__Direction__
Extract each line holding the word "определения" from the entries.

__Extracted entries__
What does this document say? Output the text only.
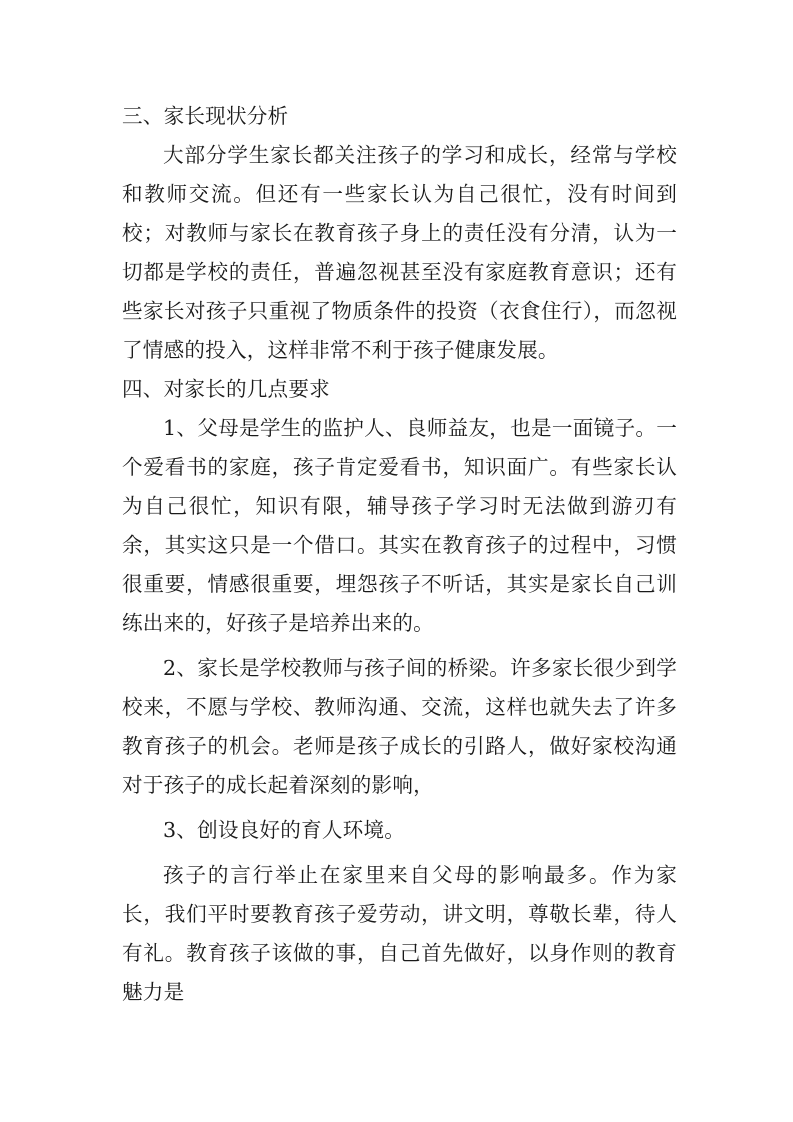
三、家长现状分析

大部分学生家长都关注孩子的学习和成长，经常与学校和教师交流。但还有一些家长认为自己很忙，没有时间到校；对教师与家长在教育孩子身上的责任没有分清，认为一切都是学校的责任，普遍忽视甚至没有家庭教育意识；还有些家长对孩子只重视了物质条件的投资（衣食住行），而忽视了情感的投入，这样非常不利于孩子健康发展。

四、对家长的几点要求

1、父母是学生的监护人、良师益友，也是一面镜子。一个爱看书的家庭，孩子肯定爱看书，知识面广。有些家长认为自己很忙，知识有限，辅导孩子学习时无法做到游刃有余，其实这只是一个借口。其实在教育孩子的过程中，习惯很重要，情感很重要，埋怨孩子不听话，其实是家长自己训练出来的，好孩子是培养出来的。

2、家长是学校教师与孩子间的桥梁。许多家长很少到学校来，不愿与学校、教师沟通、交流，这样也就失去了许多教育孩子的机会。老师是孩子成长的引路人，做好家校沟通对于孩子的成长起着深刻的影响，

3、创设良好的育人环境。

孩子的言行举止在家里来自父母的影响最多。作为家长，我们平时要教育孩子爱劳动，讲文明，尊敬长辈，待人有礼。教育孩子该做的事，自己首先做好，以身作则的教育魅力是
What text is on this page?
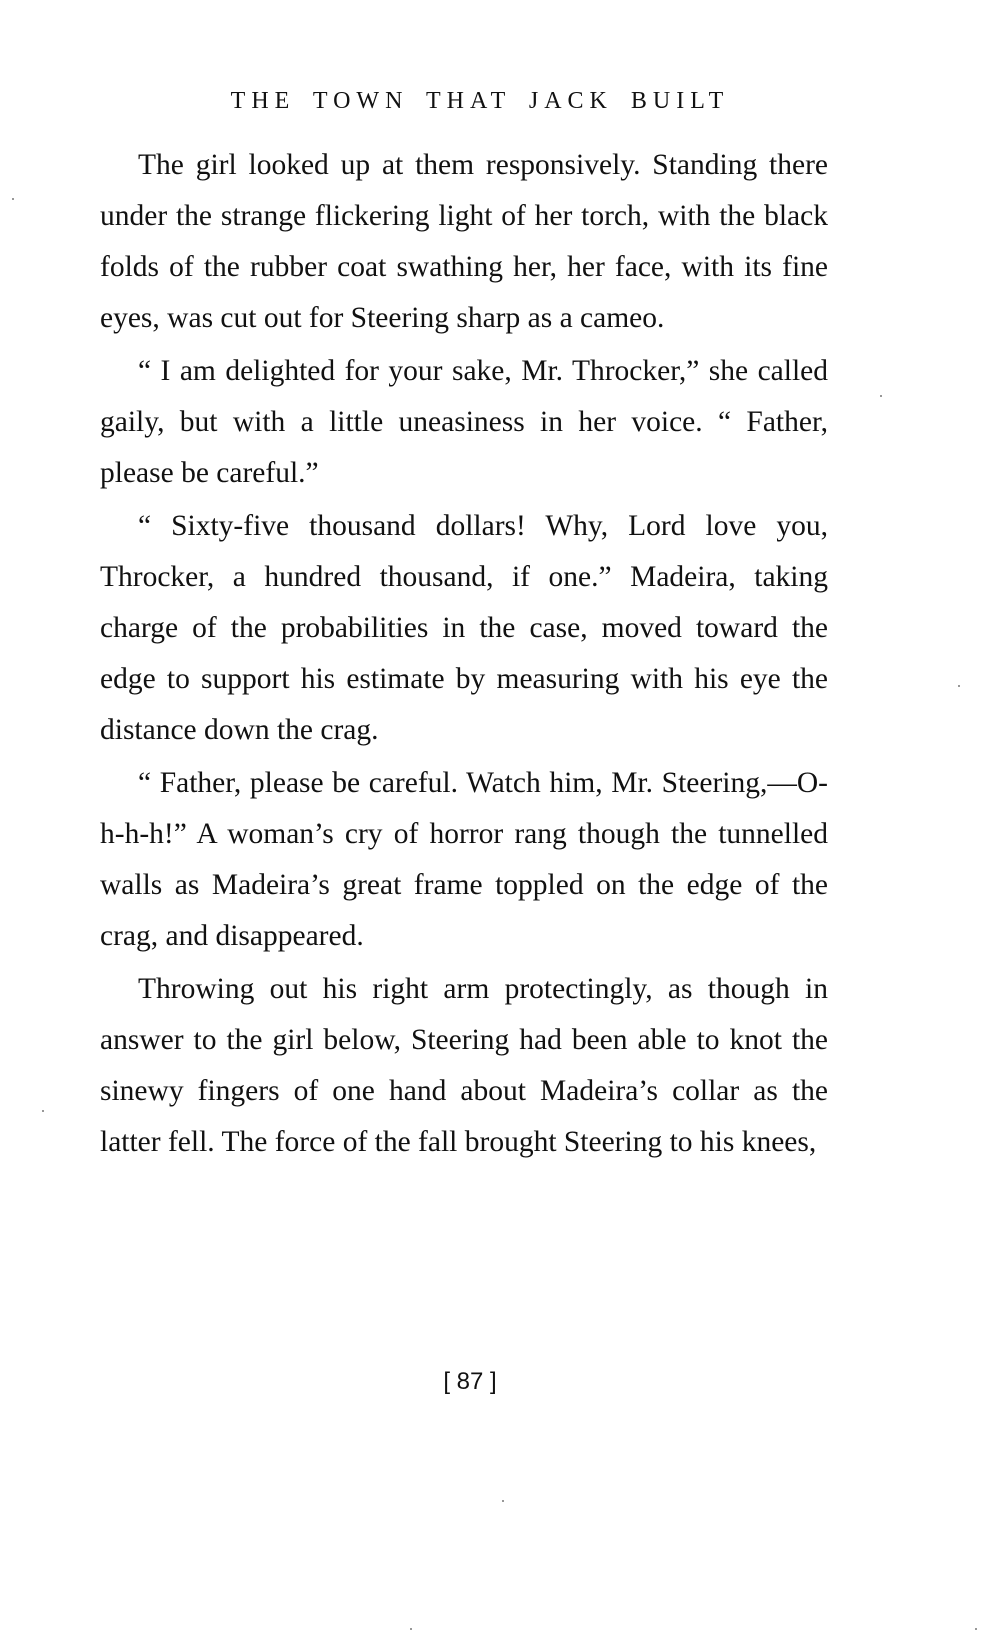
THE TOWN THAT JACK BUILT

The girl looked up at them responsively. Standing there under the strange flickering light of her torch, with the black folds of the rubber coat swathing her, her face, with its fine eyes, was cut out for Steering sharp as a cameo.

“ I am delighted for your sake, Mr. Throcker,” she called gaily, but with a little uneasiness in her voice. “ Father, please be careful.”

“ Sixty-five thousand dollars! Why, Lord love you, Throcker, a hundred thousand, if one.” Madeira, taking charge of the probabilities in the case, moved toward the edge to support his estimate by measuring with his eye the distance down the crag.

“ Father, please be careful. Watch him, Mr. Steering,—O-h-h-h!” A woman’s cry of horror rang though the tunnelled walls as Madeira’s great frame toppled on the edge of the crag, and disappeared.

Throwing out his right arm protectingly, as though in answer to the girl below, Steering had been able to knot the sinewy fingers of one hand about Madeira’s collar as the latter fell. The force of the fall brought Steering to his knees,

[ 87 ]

--

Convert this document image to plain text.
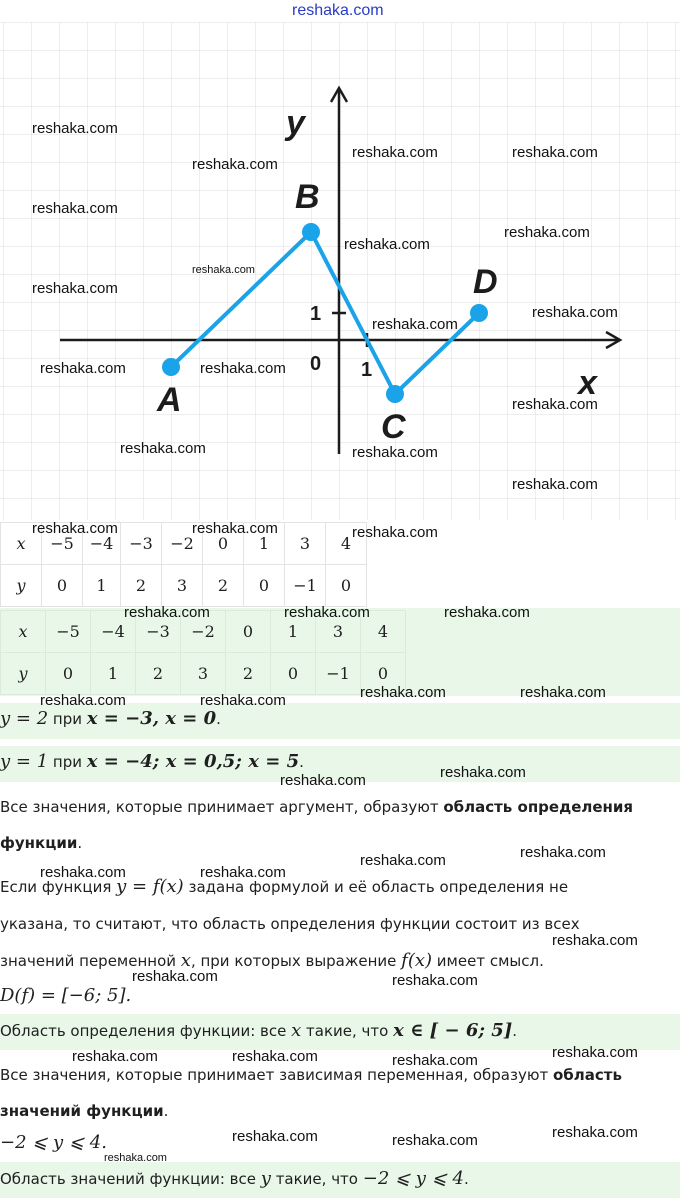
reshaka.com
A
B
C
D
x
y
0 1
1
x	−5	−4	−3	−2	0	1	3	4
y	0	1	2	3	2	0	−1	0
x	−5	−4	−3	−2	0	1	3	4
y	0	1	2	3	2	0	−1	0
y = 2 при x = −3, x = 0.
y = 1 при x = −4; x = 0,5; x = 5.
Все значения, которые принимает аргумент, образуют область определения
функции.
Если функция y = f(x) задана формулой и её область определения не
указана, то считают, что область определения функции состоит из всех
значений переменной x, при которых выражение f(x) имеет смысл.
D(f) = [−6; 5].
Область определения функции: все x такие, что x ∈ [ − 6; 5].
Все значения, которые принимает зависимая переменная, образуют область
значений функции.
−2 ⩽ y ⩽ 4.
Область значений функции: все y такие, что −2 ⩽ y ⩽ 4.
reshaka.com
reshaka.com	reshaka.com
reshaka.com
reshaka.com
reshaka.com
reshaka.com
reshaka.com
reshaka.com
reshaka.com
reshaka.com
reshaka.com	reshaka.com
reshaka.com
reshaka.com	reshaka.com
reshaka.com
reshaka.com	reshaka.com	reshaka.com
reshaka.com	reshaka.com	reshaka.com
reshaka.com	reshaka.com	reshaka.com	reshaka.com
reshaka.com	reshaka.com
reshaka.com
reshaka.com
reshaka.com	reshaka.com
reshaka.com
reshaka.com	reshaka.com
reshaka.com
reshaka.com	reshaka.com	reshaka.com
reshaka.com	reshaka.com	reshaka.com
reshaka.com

__Reply__
Все значения, которые принимает аргумент, образуют область определения
Если функция y = f(x) задана формулой и её область определения не
указана, то считают, что область определения функции состоит из всех
Область определения функции: все x такие, что x ∈ [ − 6; 5].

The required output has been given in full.